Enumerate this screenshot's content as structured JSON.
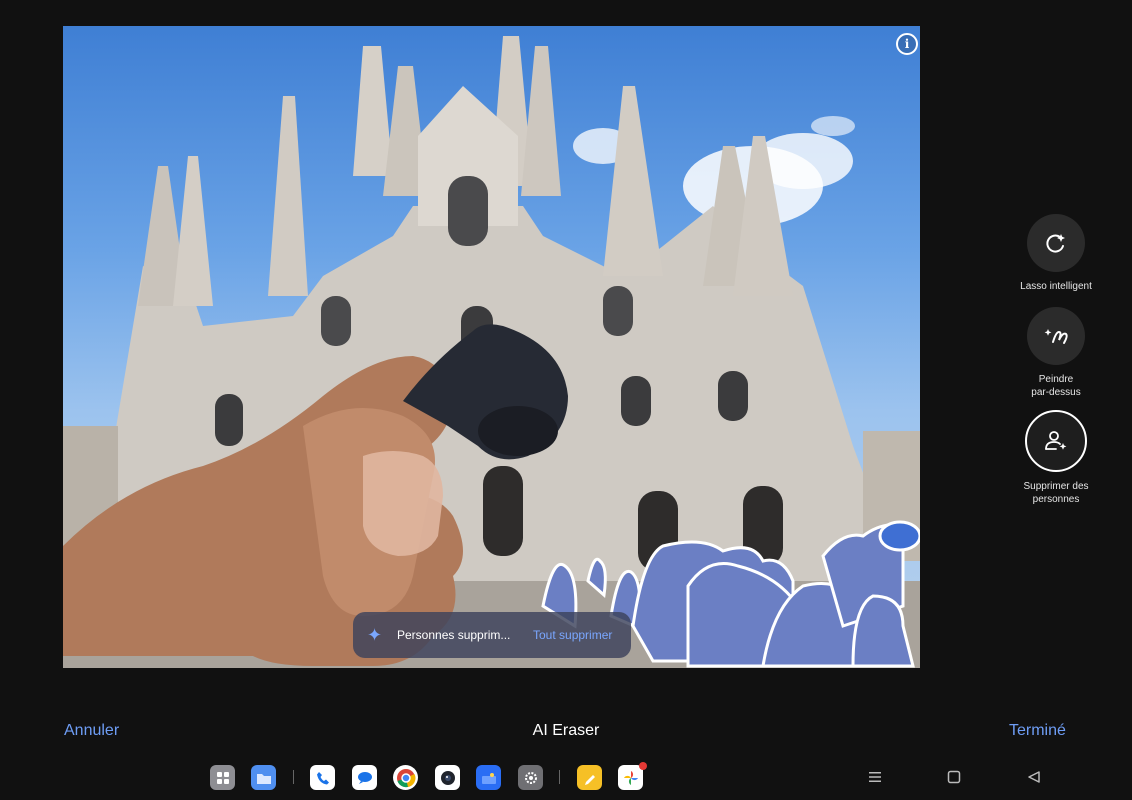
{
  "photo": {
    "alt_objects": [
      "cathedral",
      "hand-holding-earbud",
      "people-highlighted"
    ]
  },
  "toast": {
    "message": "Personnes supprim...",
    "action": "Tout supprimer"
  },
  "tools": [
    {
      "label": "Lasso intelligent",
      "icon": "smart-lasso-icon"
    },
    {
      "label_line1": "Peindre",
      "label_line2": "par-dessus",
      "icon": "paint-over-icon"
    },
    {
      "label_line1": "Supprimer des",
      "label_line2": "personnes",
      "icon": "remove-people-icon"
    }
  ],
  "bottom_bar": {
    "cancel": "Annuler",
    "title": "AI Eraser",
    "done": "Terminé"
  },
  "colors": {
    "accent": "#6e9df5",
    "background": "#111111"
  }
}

▸ What is required: Reproduce every line exactly and omit all pictures.

▸ Reply to the exercise:
Enumerate this screenshot's content as structured JSON.
{
  "photo": {
    "alt_objects": [
      "cathedral",
      "hand-holding-earbud",
      "people-highlighted"
    ]
  },
  "toast": {
    "message": "Personnes supprim...",
    "action": "Tout supprimer"
  },
  "tools": [
    {
      "label": "Lasso intelligent",
      "icon": "smart-lasso-icon"
    },
    {
      "label_line1": "Peindre",
      "label_line2": "par-dessus",
      "icon": "paint-over-icon"
    },
    {
      "label_line1": "Supprimer des",
      "label_line2": "personnes",
      "icon": "remove-people-icon"
    }
  ],
  "bottom_bar": {
    "cancel": "Annuler",
    "title": "AI Eraser",
    "done": "Terminé"
  },
  "colors": {
    "accent": "#6e9df5",
    "background": "#111111"
  }
}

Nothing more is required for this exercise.